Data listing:
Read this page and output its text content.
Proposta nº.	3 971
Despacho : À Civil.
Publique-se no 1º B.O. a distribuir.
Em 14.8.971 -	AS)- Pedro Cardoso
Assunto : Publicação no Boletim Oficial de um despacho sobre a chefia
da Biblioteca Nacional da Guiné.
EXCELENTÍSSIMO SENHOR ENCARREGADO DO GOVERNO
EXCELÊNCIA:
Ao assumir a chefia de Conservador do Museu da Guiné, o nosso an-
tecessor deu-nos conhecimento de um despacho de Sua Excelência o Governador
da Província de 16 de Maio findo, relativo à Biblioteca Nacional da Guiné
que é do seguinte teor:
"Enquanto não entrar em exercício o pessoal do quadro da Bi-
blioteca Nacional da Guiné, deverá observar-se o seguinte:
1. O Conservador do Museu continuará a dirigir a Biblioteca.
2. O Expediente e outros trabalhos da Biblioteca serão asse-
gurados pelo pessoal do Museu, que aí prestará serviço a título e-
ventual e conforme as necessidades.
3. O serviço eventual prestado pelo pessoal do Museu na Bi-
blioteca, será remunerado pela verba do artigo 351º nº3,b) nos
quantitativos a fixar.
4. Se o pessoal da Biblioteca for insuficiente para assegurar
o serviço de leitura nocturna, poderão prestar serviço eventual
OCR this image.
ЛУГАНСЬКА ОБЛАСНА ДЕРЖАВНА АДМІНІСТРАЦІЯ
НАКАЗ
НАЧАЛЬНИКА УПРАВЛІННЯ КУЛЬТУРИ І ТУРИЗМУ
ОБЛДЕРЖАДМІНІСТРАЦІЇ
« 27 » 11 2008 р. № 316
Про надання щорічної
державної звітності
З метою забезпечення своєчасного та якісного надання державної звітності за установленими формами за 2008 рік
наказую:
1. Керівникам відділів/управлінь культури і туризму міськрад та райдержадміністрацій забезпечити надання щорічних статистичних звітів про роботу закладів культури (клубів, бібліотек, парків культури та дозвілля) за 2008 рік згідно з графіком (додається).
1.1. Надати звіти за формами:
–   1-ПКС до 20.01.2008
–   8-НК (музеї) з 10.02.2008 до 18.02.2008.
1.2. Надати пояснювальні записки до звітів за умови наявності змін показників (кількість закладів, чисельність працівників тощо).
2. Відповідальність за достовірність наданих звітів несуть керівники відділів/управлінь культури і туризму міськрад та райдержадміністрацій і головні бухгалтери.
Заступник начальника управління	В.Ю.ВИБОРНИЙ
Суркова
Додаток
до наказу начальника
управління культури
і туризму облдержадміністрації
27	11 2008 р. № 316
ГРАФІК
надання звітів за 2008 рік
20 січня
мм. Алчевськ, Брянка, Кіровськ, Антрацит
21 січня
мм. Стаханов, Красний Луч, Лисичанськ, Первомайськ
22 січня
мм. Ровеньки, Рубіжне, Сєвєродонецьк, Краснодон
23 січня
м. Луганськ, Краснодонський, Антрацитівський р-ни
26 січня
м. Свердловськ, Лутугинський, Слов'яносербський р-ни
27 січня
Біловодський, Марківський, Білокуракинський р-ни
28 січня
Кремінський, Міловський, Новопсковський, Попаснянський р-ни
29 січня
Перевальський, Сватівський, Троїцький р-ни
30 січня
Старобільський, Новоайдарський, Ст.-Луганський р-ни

> [Task statement]: Take the entries above and transcribe them exactly.

> [Response for this exercise]:
Read this page and output its text content.
Proposta nº.	3 971
Despacho : À Civil.
Publique-se no 1º B.O. a distribuir.
Em 14.8.971 -	AS)- Pedro Cardoso
Assunto : Publicação no Boletim Oficial de um despacho sobre a chefia
da Biblioteca Nacional da Guiné.
EXCELENTÍSSIMO SENHOR ENCARREGADO DO GOVERNO
EXCELÊNCIA:
Ao assumir a chefia de Conservador do Museu da Guiné, o nosso an-
tecessor deu-nos conhecimento de um despacho de Sua Excelência o Governador
da Província de 16 de Maio findo, relativo à Biblioteca Nacional da Guiné
que é do seguinte teor:
"Enquanto não entrar em exercício o pessoal do quadro da Bi-
blioteca Nacional da Guiné, deverá observar-se o seguinte:
1. O Conservador do Museu continuará a dirigir a Biblioteca.
2. O Expediente e outros trabalhos da Biblioteca serão asse-
gurados pelo pessoal do Museu, que aí prestará serviço a título e-
ventual e conforme as necessidades.
3. O serviço eventual prestado pelo pessoal do Museu na Bi-
blioteca, será remunerado pela verba do artigo 351º nº3,b) nos
quantitativos a fixar.
4. Se o pessoal da Biblioteca for insuficiente para assegurar
o serviço de leitura nocturna, poderão prestar serviço eventual
OCR this image.
ЛУГАНСЬКА ОБЛАСНА ДЕРЖАВНА АДМІНІСТРАЦІЯ
НАКАЗ
НАЧАЛЬНИКА УПРАВЛІННЯ КУЛЬТУРИ І ТУРИЗМУ
ОБЛДЕРЖАДМІНІСТРАЦІЇ
« 27 » 11 2008 р. № 316
Про надання щорічної
державної звітності
З метою забезпечення своєчасного та якісного надання державної звітності за установленими формами за 2008 рік
наказую:
1. Керівникам відділів/управлінь культури і туризму міськрад та райдержадміністрацій забезпечити надання щорічних статистичних звітів про роботу закладів культури (клубів, бібліотек, парків культури та дозвілля) за 2008 рік згідно з графіком (додається).
1.1. Надати звіти за формами:
–   1-ПКС до 20.01.2008
–   8-НК (музеї) з 10.02.2008 до 18.02.2008.
1.2. Надати пояснювальні записки до звітів за умови наявності змін показників (кількість закладів, чисельність працівників тощо).
2. Відповідальність за достовірність наданих звітів несуть керівники відділів/управлінь культури і туризму міськрад та райдержадміністрацій і головні бухгалтери.
Заступник начальника управління	В.Ю.ВИБОРНИЙ
Суркова
Додаток
до наказу начальника
управління культури
і туризму облдержадміністрації
27	11 2008 р. № 316
ГРАФІК
надання звітів за 2008 рік
20 січня
мм. Алчевськ, Брянка, Кіровськ, Антрацит
21 січня
мм. Стаханов, Красний Луч, Лисичанськ, Первомайськ
22 січня
мм. Ровеньки, Рубіжне, Сєвєродонецьк, Краснодон
23 січня
м. Луганськ, Краснодонський, Антрацитівський р-ни
26 січня
м. Свердловськ, Лутугинський, Слов'яносербський р-ни
27 січня
Біловодський, Марківський, Білокуракинський р-ни
28 січня
Кремінський, Міловський, Новопсковський, Попаснянський р-ни
29 січня
Перевальський, Сватівський, Троїцький р-ни
30 січня
Старобільський, Новоайдарський, Ст.-Луганський р-ни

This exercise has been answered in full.